WORK TO COMPLETE =>
Find the string "artistico" in the data, then copy every line where it is found.

(Saved entries)
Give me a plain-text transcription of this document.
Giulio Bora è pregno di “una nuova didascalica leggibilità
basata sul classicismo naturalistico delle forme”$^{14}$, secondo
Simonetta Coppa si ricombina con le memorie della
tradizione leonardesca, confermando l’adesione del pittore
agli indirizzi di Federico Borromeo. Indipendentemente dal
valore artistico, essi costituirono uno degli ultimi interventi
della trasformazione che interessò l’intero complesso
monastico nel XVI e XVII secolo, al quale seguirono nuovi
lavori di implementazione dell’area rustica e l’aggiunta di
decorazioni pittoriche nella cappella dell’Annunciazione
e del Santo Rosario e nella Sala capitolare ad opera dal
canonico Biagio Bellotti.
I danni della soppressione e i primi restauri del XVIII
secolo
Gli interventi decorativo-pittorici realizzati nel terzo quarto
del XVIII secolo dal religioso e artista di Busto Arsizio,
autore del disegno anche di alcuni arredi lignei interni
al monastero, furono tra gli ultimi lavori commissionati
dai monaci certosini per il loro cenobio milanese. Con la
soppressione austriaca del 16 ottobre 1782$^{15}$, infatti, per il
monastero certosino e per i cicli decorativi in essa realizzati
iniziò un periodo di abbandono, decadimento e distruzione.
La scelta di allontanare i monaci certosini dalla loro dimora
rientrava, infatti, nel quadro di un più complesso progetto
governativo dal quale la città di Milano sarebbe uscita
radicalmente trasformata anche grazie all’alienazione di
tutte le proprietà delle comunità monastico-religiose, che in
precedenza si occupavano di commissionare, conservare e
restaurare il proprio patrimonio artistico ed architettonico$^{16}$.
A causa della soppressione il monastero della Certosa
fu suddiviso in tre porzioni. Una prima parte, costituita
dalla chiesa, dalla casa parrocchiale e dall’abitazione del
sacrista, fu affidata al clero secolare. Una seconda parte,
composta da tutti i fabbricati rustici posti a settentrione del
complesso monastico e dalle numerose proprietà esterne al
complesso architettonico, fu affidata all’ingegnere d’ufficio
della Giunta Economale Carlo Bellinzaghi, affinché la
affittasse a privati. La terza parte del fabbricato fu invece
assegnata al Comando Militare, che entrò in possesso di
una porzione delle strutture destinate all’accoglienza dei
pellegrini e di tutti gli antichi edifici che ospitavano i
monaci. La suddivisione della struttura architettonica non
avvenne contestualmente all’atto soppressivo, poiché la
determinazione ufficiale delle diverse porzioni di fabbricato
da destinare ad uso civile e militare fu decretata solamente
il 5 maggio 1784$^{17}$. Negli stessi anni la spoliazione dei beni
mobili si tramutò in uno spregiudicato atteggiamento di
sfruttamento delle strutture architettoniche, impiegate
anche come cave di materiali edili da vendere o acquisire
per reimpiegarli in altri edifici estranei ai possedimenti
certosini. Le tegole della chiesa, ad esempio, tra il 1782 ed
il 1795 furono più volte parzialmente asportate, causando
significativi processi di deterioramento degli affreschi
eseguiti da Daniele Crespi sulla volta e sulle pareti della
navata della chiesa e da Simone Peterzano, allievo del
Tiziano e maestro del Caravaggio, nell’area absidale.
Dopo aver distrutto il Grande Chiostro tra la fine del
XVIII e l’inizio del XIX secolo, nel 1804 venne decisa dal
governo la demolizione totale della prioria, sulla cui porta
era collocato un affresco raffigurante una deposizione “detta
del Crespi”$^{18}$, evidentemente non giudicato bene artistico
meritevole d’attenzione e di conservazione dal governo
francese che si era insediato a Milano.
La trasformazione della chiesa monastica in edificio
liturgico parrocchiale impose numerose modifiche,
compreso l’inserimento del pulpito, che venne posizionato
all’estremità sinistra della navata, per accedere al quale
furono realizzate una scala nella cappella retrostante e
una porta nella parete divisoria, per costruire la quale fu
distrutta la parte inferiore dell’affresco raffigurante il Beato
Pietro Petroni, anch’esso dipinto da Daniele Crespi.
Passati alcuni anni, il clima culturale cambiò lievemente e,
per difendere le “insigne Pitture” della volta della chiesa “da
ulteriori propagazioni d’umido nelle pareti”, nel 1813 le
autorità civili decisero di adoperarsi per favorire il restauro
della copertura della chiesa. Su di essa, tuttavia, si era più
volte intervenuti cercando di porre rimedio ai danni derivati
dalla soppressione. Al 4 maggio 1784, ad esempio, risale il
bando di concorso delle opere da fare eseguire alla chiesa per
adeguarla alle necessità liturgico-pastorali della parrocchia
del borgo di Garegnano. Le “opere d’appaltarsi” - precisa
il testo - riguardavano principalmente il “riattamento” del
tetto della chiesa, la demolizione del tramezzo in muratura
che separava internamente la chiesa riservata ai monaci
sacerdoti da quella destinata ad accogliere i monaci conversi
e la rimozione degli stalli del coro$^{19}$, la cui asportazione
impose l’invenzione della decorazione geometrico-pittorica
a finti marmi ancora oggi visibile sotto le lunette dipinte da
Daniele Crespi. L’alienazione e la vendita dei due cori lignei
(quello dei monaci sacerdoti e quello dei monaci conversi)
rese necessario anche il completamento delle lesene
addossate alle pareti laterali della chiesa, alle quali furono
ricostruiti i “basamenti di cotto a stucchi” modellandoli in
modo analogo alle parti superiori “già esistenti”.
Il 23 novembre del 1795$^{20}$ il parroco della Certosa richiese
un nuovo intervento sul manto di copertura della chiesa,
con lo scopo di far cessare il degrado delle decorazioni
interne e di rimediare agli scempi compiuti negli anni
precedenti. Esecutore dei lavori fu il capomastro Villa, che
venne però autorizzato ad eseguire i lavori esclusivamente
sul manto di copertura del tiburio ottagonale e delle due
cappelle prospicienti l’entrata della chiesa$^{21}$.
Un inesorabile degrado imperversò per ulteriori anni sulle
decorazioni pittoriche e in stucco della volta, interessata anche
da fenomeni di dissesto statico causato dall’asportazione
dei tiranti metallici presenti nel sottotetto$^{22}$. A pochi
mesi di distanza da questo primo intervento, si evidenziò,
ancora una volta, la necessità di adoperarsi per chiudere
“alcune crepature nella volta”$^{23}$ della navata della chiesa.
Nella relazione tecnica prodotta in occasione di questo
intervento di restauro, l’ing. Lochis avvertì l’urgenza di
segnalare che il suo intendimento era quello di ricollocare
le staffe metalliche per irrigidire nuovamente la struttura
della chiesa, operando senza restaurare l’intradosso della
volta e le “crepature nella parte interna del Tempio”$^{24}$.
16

ANSWER BELOW =>
valore artistico, essi costituirono uno degli ultimi interventi
restaurare il proprio patrimonio artistico ed architettonico$^{16}$.
del Crespi”$^{18}$, evidentemente non giudicato bene artistico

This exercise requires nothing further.